__What is needed__.
Look through the data below and work out how many lines contain the string "deltaRow". Give the number alone.

Dataset items
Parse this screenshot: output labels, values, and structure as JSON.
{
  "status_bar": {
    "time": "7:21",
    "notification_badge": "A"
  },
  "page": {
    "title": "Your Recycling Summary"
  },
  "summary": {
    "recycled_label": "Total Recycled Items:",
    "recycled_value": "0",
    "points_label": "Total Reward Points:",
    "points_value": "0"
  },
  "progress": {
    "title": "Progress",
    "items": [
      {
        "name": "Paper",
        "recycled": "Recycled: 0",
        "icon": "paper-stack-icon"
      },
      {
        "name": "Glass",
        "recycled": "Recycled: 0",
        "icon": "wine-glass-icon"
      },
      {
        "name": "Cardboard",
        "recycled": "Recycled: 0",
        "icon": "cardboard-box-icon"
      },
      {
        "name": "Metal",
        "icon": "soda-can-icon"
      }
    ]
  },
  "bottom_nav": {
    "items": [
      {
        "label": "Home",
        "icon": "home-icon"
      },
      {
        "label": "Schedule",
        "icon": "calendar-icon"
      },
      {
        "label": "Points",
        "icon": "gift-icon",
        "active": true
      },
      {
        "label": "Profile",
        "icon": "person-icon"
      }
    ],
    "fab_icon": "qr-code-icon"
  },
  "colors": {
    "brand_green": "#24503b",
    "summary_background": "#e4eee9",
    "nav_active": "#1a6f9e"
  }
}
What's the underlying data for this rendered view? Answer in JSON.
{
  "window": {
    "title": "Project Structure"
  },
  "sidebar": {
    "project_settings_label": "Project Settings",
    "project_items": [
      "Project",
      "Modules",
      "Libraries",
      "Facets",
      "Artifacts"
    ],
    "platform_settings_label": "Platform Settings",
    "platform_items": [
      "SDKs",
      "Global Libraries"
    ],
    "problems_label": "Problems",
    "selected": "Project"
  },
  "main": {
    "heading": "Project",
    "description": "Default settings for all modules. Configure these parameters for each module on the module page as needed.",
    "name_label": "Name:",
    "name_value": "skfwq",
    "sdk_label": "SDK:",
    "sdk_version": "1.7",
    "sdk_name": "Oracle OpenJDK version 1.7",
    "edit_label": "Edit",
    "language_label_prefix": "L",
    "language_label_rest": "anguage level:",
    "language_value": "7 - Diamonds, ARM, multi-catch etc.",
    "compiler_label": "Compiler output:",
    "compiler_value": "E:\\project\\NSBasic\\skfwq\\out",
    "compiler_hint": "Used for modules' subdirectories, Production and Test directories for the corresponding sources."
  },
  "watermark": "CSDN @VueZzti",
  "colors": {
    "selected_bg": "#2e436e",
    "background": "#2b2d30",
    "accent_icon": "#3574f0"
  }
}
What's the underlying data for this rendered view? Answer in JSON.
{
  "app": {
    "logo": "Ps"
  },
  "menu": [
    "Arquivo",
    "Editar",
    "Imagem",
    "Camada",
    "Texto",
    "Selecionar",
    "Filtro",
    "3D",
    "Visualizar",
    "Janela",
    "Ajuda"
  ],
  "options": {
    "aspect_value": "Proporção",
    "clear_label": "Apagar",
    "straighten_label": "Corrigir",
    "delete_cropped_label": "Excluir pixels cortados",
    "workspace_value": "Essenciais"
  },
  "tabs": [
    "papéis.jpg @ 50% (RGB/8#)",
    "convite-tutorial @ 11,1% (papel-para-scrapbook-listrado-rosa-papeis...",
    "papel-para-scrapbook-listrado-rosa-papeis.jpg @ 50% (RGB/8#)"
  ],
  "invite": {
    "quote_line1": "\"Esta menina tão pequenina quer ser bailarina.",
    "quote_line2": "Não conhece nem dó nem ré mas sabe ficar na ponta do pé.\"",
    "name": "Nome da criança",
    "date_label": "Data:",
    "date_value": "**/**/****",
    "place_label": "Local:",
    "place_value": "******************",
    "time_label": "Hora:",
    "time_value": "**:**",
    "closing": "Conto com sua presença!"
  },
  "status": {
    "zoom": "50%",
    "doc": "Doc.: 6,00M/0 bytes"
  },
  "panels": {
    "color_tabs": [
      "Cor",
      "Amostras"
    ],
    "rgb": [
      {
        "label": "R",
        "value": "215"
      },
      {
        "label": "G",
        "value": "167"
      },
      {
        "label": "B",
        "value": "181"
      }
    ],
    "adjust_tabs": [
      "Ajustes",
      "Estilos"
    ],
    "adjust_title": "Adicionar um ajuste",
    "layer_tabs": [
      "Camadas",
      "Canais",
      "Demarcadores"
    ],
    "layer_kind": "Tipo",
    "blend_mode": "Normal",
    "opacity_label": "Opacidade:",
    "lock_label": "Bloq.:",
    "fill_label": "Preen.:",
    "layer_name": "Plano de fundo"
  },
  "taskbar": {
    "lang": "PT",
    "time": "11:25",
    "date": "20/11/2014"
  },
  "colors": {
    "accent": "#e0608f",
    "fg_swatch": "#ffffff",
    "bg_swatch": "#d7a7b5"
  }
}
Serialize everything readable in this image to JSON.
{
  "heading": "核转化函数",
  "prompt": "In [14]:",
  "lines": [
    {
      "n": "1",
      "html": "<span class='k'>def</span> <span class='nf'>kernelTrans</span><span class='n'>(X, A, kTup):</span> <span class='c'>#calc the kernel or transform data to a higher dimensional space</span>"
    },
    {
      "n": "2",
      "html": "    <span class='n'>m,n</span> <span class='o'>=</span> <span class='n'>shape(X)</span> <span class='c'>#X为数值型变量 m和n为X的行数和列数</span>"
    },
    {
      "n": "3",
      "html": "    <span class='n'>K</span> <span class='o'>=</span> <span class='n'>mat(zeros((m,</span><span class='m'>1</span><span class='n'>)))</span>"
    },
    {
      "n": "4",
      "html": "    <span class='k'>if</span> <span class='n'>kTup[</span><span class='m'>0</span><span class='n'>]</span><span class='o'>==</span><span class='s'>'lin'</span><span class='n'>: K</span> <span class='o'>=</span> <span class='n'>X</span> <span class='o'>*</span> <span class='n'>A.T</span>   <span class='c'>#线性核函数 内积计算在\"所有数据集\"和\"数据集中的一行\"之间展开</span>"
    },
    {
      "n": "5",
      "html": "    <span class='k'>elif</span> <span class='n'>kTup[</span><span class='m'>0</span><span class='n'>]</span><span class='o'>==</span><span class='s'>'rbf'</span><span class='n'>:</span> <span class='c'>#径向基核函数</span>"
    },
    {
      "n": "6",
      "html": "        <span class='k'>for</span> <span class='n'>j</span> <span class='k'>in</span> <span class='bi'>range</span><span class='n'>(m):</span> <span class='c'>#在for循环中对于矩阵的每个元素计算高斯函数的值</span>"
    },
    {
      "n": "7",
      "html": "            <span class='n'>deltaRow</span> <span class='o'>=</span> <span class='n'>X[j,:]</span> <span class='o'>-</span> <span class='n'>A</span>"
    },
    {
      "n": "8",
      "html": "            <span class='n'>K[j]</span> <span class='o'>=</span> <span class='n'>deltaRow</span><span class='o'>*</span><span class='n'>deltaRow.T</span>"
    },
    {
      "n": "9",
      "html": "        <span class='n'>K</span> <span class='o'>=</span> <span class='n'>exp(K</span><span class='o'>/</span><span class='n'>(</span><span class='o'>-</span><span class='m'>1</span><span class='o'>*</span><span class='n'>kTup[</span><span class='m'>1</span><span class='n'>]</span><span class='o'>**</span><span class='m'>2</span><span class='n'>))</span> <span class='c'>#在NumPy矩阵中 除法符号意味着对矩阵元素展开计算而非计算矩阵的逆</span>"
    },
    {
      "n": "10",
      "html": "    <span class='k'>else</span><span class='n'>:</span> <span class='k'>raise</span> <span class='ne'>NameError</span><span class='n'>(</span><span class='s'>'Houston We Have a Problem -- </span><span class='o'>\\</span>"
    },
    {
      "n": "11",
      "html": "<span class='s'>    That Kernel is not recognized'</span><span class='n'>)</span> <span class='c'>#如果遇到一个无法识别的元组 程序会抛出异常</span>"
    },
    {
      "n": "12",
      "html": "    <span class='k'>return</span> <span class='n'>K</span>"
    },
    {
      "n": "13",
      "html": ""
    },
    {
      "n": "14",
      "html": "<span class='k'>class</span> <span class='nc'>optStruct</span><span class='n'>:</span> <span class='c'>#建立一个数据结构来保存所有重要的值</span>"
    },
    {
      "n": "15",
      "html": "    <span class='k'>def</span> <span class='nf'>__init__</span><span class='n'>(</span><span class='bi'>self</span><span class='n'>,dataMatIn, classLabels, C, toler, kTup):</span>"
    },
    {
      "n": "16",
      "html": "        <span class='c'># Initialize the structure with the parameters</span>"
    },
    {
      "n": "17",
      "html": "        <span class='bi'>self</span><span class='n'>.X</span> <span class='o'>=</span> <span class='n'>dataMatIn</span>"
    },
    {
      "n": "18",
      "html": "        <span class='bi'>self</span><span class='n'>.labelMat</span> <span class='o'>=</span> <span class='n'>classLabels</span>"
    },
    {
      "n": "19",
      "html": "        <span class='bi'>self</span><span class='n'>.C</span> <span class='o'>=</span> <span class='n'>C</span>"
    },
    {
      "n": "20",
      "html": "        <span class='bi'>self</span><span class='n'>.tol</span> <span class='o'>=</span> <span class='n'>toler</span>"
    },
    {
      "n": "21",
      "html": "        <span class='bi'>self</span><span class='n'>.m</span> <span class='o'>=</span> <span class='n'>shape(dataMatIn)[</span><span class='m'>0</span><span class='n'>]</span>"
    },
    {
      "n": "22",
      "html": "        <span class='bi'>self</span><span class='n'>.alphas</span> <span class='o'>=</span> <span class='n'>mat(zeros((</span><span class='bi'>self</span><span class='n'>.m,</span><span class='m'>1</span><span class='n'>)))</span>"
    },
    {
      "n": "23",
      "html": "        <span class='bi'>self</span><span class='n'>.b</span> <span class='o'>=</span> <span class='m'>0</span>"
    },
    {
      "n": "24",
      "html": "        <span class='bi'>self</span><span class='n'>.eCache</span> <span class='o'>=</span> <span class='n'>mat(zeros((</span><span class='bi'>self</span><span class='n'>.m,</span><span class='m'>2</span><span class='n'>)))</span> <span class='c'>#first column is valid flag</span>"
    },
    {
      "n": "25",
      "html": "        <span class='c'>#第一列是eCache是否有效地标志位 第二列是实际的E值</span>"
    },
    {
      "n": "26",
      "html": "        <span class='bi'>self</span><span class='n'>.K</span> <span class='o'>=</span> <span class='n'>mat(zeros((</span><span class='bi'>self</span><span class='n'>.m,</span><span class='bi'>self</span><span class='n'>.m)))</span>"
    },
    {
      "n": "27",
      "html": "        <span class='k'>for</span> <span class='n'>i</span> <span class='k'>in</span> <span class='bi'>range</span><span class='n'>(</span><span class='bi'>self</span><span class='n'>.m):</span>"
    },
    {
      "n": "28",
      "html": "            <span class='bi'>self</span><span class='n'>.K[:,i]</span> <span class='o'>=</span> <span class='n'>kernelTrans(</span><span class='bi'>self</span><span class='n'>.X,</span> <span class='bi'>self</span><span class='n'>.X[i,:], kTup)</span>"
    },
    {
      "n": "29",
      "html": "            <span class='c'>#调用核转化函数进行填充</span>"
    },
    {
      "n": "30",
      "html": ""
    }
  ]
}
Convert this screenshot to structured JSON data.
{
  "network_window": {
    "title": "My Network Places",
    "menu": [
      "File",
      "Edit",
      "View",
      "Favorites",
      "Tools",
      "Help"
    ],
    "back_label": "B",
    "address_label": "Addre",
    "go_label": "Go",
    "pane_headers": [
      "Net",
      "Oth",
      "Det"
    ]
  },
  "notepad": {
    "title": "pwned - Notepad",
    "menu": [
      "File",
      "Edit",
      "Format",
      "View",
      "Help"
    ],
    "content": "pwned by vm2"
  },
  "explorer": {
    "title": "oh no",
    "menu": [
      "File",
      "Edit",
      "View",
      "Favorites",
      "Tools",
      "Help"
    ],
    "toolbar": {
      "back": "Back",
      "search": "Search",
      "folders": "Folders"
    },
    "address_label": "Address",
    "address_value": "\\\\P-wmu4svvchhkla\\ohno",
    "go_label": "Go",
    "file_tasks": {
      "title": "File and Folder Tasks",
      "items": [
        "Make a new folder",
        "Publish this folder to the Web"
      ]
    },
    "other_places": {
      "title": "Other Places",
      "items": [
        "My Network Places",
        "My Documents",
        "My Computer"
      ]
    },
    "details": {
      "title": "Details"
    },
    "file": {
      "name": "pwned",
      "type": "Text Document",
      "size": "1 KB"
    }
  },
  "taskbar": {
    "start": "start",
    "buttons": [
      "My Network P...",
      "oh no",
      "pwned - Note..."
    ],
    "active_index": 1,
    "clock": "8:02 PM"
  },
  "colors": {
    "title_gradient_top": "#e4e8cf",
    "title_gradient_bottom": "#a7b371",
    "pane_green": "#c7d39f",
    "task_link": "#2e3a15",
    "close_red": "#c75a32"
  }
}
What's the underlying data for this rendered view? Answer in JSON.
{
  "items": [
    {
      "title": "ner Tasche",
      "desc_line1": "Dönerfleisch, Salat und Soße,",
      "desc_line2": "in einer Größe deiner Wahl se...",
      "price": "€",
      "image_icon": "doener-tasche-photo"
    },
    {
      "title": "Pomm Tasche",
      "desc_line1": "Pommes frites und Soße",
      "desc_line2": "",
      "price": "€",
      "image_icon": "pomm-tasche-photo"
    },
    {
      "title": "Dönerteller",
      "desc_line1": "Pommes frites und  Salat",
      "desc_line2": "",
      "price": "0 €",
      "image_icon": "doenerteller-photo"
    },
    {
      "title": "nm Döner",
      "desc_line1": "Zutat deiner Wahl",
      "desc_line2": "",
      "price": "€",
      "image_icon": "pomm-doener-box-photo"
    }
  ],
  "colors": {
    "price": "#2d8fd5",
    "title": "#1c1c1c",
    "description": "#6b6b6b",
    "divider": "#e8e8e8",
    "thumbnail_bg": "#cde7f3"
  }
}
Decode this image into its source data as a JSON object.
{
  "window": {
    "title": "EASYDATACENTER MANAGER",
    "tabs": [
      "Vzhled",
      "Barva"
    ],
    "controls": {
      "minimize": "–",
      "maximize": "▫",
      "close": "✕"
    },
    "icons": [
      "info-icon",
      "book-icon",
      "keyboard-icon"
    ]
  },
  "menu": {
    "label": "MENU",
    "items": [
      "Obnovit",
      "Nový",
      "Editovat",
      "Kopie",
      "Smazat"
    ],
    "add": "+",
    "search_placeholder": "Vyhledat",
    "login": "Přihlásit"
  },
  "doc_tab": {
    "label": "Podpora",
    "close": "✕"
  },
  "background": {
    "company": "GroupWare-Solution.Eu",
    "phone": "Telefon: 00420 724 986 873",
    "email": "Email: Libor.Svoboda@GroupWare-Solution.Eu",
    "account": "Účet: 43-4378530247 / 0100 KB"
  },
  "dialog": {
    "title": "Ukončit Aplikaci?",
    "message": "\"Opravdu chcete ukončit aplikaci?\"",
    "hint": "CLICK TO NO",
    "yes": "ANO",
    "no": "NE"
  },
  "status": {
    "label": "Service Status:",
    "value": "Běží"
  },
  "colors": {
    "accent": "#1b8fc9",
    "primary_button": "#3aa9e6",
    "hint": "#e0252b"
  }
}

__Solution for this problem__.
2